• Data entries:
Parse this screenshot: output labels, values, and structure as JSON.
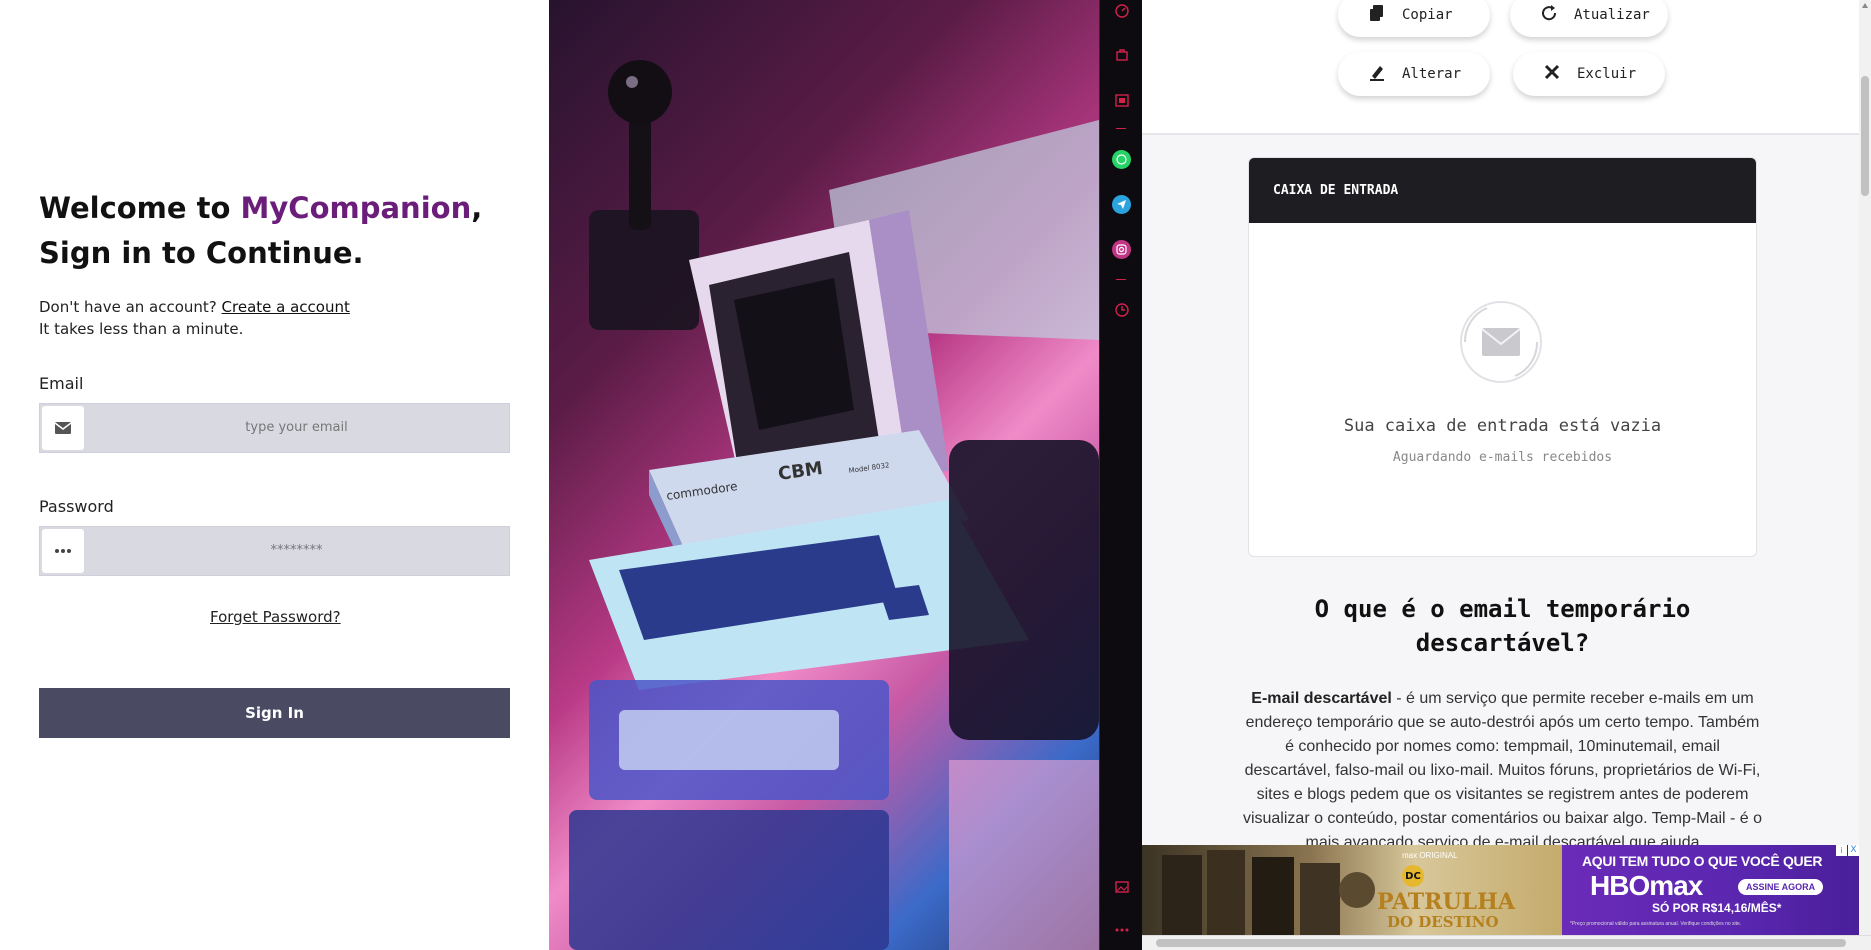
{
  "login": {
    "welcome_prefix": "Welcome to ",
    "brand": "MyCompanion",
    "welcome_suffix": ",",
    "line2": "Sign in to Continue.",
    "signup_text": "Don't have an account? ",
    "signup_link": "Create a account",
    "signup_note": "It takes less than a minute.",
    "email_label": "Email",
    "email_placeholder": "type your email",
    "password_label": "Password",
    "password_placeholder": "********",
    "forgot_link": "Forget Password?",
    "signin_button": "Sign In",
    "email_icon": "envelope-icon",
    "password_icon": "dots-icon"
  },
  "photo": {
    "brand_text": "commodore",
    "model_text": "CBM",
    "model_number": "Model 8032"
  },
  "strip": {
    "icons": [
      "speedometer-icon",
      "bag-icon",
      "calendar-icon",
      "whatsapp-icon",
      "telegram-icon",
      "instagram-icon",
      "clock-icon",
      "image-icon",
      "more-icon"
    ],
    "colors": {
      "whatsapp": "#25d366",
      "telegram": "#2aa3df",
      "instagram": "#c13584",
      "accent": "#d4214c"
    }
  },
  "mail": {
    "actions": {
      "copy": "Copiar",
      "refresh": "Atualizar",
      "change": "Alterar",
      "delete": "Excluir"
    },
    "inbox_title": "CAIXA DE ENTRADA",
    "empty_title": "Sua caixa de entrada está vazia",
    "empty_subtitle": "Aguardando e-mails recebidos",
    "heading": "O que é o email temporário descartável?",
    "para_bold": "E-mail descartável",
    "para_text": " - é um serviço que permite receber e-mails em um endereço temporário que se auto-destrói após um certo tempo. Também é conhecido por nomes como: tempmail, 10minutemail, email descartável, falso-mail ou lixo-mail. Muitos fóruns, proprietários de Wi-Fi, sites e blogs pedem que os visitantes se registrem antes de poderem visualizar o conteúdo, postar comentários ou baixar algo. Temp-Mail - é o mais avançado serviço de e-mail descartável que ajuda"
  },
  "ad": {
    "max_original": "max ORIGINAL",
    "dc": "DC",
    "title_line1": "PATRULHA",
    "title_line2": "DO DESTINO",
    "headline": "AQUI TEM TUDO O QUE VOCÊ QUER",
    "brand": "HBOmax",
    "cta": "ASSINE AGORA",
    "price": "SÓ POR R$14,16/MÊS*",
    "fineprint": "*Preço promocional válido para assinatura anual. Verifique condições no site.",
    "close_label": "X",
    "info_label": "i"
  }
}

• PROBLEM DETAILS:
Omit any images, then output the listing exactly.

• OUTPUT:
Parse this screenshot: output labels, values, and structure as JSON.
{
  "login": {
    "welcome_prefix": "Welcome to ",
    "brand": "MyCompanion",
    "welcome_suffix": ",",
    "line2": "Sign in to Continue.",
    "signup_text": "Don't have an account? ",
    "signup_link": "Create a account",
    "signup_note": "It takes less than a minute.",
    "email_label": "Email",
    "email_placeholder": "type your email",
    "password_label": "Password",
    "password_placeholder": "********",
    "forgot_link": "Forget Password?",
    "signin_button": "Sign In",
    "email_icon": "envelope-icon",
    "password_icon": "dots-icon"
  },
  "photo": {
    "brand_text": "commodore",
    "model_text": "CBM",
    "model_number": "Model 8032"
  },
  "strip": {
    "icons": [
      "speedometer-icon",
      "bag-icon",
      "calendar-icon",
      "whatsapp-icon",
      "telegram-icon",
      "instagram-icon",
      "clock-icon",
      "image-icon",
      "more-icon"
    ],
    "colors": {
      "whatsapp": "#25d366",
      "telegram": "#2aa3df",
      "instagram": "#c13584",
      "accent": "#d4214c"
    }
  },
  "mail": {
    "actions": {
      "copy": "Copiar",
      "refresh": "Atualizar",
      "change": "Alterar",
      "delete": "Excluir"
    },
    "inbox_title": "CAIXA DE ENTRADA",
    "empty_title": "Sua caixa de entrada está vazia",
    "empty_subtitle": "Aguardando e-mails recebidos",
    "heading": "O que é o email temporário descartável?",
    "para_bold": "E-mail descartável",
    "para_text": " - é um serviço que permite receber e-mails em um endereço temporário que se auto-destrói após um certo tempo. Também é conhecido por nomes como: tempmail, 10minutemail, email descartável, falso-mail ou lixo-mail. Muitos fóruns, proprietários de Wi-Fi, sites e blogs pedem que os visitantes se registrem antes de poderem visualizar o conteúdo, postar comentários ou baixar algo. Temp-Mail - é o mais avançado serviço de e-mail descartável que ajuda"
  },
  "ad": {
    "max_original": "max ORIGINAL",
    "dc": "DC",
    "title_line1": "PATRULHA",
    "title_line2": "DO DESTINO",
    "headline": "AQUI TEM TUDO O QUE VOCÊ QUER",
    "brand": "HBOmax",
    "cta": "ASSINE AGORA",
    "price": "SÓ POR R$14,16/MÊS*",
    "fineprint": "*Preço promocional válido para assinatura anual. Verifique condições no site.",
    "close_label": "X",
    "info_label": "i"
  }
}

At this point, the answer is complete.